Set task: Read the listing and extract each line that includes the word "panel".

(Source records)

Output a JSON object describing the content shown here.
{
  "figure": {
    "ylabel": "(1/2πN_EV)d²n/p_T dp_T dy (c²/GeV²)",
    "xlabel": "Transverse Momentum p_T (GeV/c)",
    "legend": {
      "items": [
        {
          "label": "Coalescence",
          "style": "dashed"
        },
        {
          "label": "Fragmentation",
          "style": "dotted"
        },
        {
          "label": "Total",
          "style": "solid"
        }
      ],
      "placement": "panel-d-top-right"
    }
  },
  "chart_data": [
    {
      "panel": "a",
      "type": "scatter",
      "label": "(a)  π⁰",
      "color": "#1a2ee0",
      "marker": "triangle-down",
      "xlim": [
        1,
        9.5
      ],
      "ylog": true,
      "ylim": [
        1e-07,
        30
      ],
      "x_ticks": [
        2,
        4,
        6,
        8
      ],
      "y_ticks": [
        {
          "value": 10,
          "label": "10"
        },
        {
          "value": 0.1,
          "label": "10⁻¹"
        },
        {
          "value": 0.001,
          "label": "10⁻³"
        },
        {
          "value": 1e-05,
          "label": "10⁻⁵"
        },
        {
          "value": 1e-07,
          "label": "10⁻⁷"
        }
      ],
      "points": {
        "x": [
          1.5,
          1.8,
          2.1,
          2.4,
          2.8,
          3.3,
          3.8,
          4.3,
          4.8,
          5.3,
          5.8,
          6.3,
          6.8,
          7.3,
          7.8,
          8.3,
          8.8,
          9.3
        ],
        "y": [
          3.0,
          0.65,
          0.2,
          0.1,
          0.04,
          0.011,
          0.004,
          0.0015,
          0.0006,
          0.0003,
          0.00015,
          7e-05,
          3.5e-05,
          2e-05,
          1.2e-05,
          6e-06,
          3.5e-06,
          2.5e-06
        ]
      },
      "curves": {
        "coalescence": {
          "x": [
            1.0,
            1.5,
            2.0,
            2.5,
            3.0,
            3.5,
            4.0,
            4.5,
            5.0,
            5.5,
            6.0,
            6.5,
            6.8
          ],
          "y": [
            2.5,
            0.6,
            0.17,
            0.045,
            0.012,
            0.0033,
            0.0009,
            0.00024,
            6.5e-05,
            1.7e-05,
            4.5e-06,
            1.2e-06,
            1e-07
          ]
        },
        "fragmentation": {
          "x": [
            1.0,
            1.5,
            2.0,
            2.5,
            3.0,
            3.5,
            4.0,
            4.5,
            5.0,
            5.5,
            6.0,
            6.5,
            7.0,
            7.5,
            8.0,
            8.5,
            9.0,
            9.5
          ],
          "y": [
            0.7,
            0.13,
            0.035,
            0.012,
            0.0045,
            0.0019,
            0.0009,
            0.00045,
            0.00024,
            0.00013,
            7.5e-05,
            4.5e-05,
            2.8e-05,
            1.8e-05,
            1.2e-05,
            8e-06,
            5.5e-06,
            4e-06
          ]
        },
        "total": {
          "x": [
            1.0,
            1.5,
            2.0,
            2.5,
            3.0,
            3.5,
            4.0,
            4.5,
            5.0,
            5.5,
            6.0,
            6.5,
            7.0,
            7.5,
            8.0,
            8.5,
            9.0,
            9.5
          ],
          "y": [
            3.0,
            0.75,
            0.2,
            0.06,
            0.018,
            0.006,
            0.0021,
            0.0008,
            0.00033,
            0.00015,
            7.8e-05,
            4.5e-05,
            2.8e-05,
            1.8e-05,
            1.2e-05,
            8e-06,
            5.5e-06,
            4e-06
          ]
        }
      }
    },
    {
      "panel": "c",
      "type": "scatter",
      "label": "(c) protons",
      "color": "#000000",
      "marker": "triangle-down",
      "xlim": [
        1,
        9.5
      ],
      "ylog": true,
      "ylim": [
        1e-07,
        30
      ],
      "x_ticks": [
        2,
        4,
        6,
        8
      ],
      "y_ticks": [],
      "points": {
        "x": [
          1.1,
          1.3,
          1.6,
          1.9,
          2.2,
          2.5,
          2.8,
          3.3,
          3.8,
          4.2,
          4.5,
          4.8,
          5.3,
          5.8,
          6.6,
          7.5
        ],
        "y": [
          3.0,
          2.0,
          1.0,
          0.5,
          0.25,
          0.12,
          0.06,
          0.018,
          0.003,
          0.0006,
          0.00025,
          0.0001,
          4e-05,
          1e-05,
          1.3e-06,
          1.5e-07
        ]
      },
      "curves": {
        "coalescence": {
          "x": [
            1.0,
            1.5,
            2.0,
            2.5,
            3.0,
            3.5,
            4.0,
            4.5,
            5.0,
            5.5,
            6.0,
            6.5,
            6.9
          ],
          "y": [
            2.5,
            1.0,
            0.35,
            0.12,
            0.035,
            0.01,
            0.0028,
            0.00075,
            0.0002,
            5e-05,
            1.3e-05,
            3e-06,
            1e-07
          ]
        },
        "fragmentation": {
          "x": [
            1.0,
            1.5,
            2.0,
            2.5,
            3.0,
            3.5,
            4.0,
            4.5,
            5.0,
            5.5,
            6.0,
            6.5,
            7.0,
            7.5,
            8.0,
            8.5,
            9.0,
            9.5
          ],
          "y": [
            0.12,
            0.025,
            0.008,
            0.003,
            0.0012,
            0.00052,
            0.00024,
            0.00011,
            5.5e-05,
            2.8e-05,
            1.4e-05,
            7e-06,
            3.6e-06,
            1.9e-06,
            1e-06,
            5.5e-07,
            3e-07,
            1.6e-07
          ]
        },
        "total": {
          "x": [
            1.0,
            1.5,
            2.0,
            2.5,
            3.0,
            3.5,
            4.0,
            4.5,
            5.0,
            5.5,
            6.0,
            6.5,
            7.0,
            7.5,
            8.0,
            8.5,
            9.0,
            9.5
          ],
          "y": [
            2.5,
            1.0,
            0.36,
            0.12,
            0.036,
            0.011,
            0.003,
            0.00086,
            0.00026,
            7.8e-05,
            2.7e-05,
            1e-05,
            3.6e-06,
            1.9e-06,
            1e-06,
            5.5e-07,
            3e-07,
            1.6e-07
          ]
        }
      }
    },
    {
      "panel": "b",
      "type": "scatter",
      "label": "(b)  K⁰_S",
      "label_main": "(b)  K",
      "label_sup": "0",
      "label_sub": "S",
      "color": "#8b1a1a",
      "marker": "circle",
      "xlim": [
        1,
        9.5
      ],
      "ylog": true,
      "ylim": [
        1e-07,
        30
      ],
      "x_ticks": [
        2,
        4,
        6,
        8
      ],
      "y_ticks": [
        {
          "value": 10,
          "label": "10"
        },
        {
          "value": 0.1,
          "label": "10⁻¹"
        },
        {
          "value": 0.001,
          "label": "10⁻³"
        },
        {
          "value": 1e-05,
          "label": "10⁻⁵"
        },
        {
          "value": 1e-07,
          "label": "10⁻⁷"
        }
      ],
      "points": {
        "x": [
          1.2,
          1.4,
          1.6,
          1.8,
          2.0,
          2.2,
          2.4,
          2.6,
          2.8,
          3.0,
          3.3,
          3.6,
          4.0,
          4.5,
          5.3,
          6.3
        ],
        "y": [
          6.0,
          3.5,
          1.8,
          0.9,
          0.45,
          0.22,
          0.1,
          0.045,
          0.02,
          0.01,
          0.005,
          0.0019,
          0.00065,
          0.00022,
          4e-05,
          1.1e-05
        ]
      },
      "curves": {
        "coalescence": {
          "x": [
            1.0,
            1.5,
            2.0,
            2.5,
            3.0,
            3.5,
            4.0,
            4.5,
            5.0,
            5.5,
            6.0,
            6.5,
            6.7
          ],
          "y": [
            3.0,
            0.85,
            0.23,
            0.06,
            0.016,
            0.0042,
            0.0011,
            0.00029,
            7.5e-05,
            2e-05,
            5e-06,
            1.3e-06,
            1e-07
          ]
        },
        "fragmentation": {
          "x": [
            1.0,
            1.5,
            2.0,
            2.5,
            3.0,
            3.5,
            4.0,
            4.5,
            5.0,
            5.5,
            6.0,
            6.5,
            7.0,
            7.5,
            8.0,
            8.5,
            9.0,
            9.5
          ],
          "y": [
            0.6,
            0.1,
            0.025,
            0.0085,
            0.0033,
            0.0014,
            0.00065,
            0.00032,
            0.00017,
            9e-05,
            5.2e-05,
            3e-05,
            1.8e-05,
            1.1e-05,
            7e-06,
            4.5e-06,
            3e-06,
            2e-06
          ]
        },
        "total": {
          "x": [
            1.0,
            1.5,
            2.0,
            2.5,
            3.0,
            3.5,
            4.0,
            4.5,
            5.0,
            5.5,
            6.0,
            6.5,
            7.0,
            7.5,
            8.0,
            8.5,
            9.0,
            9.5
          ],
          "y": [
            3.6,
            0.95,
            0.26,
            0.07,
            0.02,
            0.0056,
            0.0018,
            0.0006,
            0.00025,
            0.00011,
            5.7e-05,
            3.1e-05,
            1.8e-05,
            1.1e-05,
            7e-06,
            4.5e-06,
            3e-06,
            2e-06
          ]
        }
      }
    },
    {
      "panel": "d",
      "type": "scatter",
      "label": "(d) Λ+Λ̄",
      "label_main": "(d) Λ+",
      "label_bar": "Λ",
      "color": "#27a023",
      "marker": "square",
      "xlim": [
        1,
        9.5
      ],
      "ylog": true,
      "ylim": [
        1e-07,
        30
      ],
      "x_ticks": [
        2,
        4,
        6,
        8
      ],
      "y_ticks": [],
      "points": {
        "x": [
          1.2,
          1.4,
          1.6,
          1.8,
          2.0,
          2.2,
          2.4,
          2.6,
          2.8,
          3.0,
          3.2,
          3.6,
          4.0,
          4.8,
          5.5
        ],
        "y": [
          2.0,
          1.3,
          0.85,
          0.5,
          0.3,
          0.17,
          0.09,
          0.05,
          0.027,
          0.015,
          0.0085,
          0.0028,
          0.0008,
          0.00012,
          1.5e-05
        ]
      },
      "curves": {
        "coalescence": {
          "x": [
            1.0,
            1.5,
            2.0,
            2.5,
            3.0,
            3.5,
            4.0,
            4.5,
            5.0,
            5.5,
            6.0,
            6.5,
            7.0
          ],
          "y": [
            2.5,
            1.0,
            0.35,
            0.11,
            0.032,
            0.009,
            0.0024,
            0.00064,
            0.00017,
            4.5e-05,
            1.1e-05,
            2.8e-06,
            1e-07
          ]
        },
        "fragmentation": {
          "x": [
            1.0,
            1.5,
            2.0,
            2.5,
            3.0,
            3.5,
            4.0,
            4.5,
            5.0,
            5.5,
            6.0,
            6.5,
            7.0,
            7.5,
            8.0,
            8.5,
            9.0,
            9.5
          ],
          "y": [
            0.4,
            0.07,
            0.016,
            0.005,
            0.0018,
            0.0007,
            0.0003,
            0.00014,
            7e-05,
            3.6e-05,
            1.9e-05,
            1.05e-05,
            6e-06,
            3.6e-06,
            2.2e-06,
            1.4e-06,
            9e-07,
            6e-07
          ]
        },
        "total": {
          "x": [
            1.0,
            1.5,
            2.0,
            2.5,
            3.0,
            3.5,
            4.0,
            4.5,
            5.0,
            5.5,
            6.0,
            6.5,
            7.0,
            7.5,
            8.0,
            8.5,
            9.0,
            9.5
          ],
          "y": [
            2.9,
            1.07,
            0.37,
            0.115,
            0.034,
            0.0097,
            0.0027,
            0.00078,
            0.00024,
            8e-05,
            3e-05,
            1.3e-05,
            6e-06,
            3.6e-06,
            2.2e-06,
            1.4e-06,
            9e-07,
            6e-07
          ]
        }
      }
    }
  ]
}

Output for this task:
      "placement": "panel-d-top-right"
      "panel": "a",
      "panel": "c",
      "panel": "b",
      "panel": "d",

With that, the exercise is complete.